Data provided =>
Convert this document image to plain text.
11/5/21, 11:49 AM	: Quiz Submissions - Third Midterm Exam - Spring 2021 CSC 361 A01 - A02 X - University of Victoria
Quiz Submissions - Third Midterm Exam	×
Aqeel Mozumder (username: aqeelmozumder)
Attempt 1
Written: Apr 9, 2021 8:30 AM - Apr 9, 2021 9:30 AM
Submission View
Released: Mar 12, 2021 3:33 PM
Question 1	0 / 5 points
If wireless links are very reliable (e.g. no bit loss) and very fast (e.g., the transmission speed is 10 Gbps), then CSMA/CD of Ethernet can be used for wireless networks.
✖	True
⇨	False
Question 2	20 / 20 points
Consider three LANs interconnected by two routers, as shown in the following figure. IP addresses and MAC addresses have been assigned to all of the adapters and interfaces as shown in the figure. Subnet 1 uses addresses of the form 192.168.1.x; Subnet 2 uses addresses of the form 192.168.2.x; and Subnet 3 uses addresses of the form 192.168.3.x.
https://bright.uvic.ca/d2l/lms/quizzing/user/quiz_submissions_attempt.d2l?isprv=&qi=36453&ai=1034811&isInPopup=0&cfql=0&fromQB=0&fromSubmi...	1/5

* * *

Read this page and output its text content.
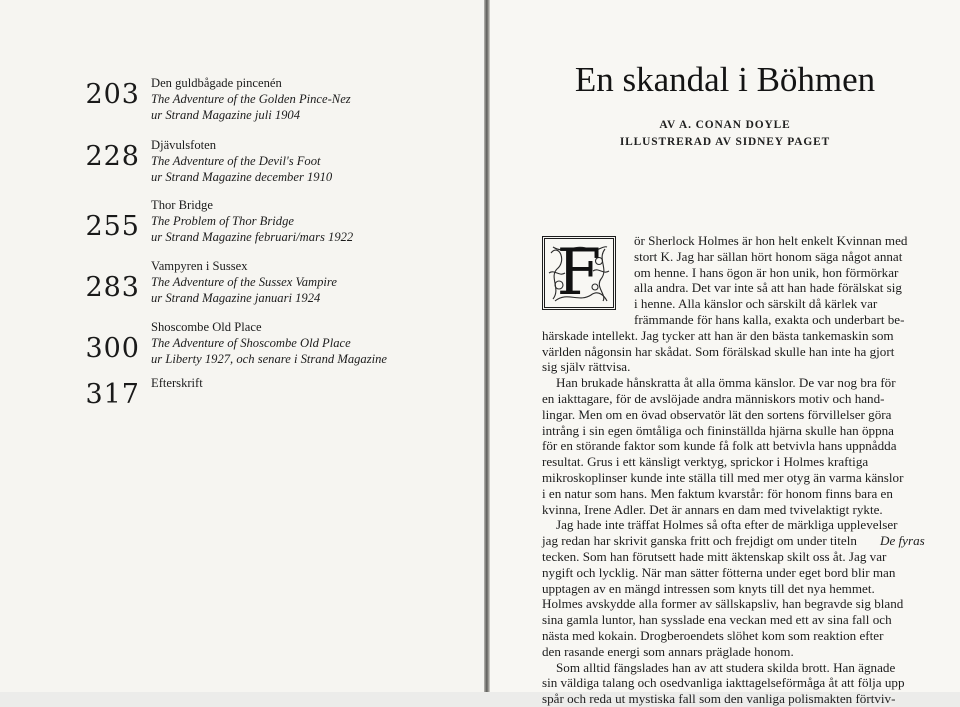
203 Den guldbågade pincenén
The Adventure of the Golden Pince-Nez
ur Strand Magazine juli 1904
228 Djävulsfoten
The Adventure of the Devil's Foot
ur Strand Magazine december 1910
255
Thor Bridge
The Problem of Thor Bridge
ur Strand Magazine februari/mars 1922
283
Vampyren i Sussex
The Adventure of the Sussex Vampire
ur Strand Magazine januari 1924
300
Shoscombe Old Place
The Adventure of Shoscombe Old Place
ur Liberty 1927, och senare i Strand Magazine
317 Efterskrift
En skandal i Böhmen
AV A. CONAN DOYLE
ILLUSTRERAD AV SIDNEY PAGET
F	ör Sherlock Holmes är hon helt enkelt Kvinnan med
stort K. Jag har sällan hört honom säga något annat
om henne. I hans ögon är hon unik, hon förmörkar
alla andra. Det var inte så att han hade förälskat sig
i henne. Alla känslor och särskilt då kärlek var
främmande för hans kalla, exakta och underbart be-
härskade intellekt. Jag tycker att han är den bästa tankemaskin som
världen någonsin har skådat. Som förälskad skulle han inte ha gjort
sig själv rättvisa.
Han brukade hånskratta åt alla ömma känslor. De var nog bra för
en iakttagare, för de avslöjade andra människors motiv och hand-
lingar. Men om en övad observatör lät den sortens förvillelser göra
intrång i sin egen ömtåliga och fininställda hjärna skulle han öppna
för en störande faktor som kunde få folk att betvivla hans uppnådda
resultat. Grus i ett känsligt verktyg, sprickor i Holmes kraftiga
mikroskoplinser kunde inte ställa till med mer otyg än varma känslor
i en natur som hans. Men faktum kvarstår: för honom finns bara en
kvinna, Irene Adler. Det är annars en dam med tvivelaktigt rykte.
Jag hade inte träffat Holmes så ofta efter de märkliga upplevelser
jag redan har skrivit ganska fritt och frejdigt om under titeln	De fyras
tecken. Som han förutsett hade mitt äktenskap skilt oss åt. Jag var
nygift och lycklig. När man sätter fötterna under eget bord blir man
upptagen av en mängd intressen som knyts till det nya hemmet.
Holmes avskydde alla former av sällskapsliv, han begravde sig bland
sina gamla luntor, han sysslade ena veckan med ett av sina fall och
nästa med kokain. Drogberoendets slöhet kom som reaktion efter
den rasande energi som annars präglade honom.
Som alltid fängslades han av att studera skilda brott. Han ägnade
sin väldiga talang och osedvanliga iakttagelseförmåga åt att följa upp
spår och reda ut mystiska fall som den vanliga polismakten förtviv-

What you have to do => Copy every line above in which the string "this" shows up.

Correct result =>
Convert this document image to plain text.
Read this page and output its text content.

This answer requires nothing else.